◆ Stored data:
★ ★ ★ ★
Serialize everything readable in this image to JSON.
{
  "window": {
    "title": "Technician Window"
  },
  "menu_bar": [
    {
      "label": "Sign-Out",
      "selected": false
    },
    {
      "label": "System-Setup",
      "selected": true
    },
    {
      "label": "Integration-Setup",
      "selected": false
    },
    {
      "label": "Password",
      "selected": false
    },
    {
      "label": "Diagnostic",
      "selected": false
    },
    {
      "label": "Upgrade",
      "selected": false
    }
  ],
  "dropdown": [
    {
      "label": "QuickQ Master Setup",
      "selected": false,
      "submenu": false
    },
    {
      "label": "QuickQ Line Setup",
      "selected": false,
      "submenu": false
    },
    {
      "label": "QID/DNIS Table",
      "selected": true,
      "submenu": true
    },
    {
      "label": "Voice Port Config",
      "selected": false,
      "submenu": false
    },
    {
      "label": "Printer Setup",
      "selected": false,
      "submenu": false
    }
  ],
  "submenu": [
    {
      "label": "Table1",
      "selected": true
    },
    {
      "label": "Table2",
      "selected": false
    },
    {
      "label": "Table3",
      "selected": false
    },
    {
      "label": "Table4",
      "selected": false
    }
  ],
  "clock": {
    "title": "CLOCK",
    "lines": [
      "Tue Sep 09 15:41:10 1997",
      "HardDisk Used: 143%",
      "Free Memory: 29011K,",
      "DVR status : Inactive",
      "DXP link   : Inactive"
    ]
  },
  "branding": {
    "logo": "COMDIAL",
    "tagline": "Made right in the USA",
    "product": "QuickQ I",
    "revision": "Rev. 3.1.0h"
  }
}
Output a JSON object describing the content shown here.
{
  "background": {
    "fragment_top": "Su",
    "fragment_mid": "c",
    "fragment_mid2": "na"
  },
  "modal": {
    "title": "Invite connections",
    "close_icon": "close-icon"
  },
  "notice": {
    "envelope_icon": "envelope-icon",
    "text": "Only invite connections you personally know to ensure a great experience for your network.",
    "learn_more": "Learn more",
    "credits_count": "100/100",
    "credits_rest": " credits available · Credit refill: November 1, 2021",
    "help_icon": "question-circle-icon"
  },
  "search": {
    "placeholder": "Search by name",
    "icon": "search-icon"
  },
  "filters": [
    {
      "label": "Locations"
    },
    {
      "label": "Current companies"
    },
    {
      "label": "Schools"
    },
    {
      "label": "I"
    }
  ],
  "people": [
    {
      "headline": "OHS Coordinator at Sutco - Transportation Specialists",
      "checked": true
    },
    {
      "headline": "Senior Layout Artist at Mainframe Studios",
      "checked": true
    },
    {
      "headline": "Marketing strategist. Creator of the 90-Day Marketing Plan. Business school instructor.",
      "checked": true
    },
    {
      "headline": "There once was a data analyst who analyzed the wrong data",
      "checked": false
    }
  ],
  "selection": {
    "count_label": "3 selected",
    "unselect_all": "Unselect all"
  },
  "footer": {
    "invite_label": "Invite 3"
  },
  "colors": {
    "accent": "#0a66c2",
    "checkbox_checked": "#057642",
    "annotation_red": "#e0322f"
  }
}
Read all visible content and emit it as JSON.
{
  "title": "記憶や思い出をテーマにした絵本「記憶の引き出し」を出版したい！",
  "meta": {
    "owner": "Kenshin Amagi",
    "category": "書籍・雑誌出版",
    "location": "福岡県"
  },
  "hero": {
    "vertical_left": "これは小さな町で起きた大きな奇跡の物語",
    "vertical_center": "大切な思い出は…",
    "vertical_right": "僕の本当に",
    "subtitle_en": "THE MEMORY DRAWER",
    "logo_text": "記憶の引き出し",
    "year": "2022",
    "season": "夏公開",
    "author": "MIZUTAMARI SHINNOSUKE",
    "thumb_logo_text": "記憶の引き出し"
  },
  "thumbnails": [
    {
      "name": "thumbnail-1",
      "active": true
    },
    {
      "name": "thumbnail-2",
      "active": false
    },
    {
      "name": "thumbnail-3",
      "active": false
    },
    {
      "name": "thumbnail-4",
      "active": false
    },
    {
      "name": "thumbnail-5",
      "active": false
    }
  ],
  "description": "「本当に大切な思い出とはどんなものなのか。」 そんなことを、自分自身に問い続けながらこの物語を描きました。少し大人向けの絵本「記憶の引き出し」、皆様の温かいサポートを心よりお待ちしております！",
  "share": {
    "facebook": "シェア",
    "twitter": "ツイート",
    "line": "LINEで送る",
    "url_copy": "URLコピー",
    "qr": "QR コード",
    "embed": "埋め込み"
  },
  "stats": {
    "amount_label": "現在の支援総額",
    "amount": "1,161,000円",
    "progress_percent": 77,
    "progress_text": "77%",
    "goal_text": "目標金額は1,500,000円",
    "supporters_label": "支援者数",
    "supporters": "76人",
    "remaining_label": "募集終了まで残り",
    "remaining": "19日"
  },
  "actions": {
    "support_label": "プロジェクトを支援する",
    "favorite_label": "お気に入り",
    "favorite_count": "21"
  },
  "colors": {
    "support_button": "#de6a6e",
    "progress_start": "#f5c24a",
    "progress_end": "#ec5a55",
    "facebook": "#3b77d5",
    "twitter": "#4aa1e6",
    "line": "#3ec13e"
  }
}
★ ★ ★ ★
Print out all the entries precisely as written.

◆ Written solution:
Serialize everything readable in this image to JSON.
{
  "window": {
    "title": "Technician Window"
  },
  "menu_bar": [
    {
      "label": "Sign-Out",
      "selected": false
    },
    {
      "label": "System-Setup",
      "selected": true
    },
    {
      "label": "Integration-Setup",
      "selected": false
    },
    {
      "label": "Password",
      "selected": false
    },
    {
      "label": "Diagnostic",
      "selected": false
    },
    {
      "label": "Upgrade",
      "selected": false
    }
  ],
  "dropdown": [
    {
      "label": "QuickQ Master Setup",
      "selected": false,
      "submenu": false
    },
    {
      "label": "QuickQ Line Setup",
      "selected": false,
      "submenu": false
    },
    {
      "label": "QID/DNIS Table",
      "selected": true,
      "submenu": true
    },
    {
      "label": "Voice Port Config",
      "selected": false,
      "submenu": false
    },
    {
      "label": "Printer Setup",
      "selected": false,
      "submenu": false
    }
  ],
  "submenu": [
    {
      "label": "Table1",
      "selected": true
    },
    {
      "label": "Table2",
      "selected": false
    },
    {
      "label": "Table3",
      "selected": false
    },
    {
      "label": "Table4",
      "selected": false
    }
  ],
  "clock": {
    "title": "CLOCK",
    "lines": [
      "Tue Sep 09 15:41:10 1997",
      "HardDisk Used: 143%",
      "Free Memory: 29011K,",
      "DVR status : Inactive",
      "DXP link   : Inactive"
    ]
  },
  "branding": {
    "logo": "COMDIAL",
    "tagline": "Made right in the USA",
    "product": "QuickQ I",
    "revision": "Rev. 3.1.0h"
  }
}
Output a JSON object describing the content shown here.
{
  "background": {
    "fragment_top": "Su",
    "fragment_mid": "c",
    "fragment_mid2": "na"
  },
  "modal": {
    "title": "Invite connections",
    "close_icon": "close-icon"
  },
  "notice": {
    "envelope_icon": "envelope-icon",
    "text": "Only invite connections you personally know to ensure a great experience for your network.",
    "learn_more": "Learn more",
    "credits_count": "100/100",
    "credits_rest": " credits available · Credit refill: November 1, 2021",
    "help_icon": "question-circle-icon"
  },
  "search": {
    "placeholder": "Search by name",
    "icon": "search-icon"
  },
  "filters": [
    {
      "label": "Locations"
    },
    {
      "label": "Current companies"
    },
    {
      "label": "Schools"
    },
    {
      "label": "I"
    }
  ],
  "people": [
    {
      "headline": "OHS Coordinator at Sutco - Transportation Specialists",
      "checked": true
    },
    {
      "headline": "Senior Layout Artist at Mainframe Studios",
      "checked": true
    },
    {
      "headline": "Marketing strategist. Creator of the 90-Day Marketing Plan. Business school instructor.",
      "checked": true
    },
    {
      "headline": "There once was a data analyst who analyzed the wrong data",
      "checked": false
    }
  ],
  "selection": {
    "count_label": "3 selected",
    "unselect_all": "Unselect all"
  },
  "footer": {
    "invite_label": "Invite 3"
  },
  "colors": {
    "accent": "#0a66c2",
    "checkbox_checked": "#057642",
    "annotation_red": "#e0322f"
  }
}
Read all visible content and emit it as JSON.
{
  "title": "記憶や思い出をテーマにした絵本「記憶の引き出し」を出版したい！",
  "meta": {
    "owner": "Kenshin Amagi",
    "category": "書籍・雑誌出版",
    "location": "福岡県"
  },
  "hero": {
    "vertical_left": "これは小さな町で起きた大きな奇跡の物語",
    "vertical_center": "大切な思い出は…",
    "vertical_right": "僕の本当に",
    "subtitle_en": "THE MEMORY DRAWER",
    "logo_text": "記憶の引き出し",
    "year": "2022",
    "season": "夏公開",
    "author": "MIZUTAMARI SHINNOSUKE",
    "thumb_logo_text": "記憶の引き出し"
  },
  "thumbnails": [
    {
      "name": "thumbnail-1",
      "active": true
    },
    {
      "name": "thumbnail-2",
      "active": false
    },
    {
      "name": "thumbnail-3",
      "active": false
    },
    {
      "name": "thumbnail-4",
      "active": false
    },
    {
      "name": "thumbnail-5",
      "active": false
    }
  ],
  "description": "「本当に大切な思い出とはどんなものなのか。」 そんなことを、自分自身に問い続けながらこの物語を描きました。少し大人向けの絵本「記憶の引き出し」、皆様の温かいサポートを心よりお待ちしております！",
  "share": {
    "facebook": "シェア",
    "twitter": "ツイート",
    "line": "LINEで送る",
    "url_copy": "URLコピー",
    "qr": "QR コード",
    "embed": "埋め込み"
  },
  "stats": {
    "amount_label": "現在の支援総額",
    "amount": "1,161,000円",
    "progress_percent": 77,
    "progress_text": "77%",
    "goal_text": "目標金額は1,500,000円",
    "supporters_label": "支援者数",
    "supporters": "76人",
    "remaining_label": "募集終了まで残り",
    "remaining": "19日"
  },
  "actions": {
    "support_label": "プロジェクトを支援する",
    "favorite_label": "お気に入り",
    "favorite_count": "21"
  },
  "colors": {
    "support_button": "#de6a6e",
    "progress_start": "#f5c24a",
    "progress_end": "#ec5a55",
    "facebook": "#3b77d5",
    "twitter": "#4aa1e6",
    "line": "#3ec13e"
  }
}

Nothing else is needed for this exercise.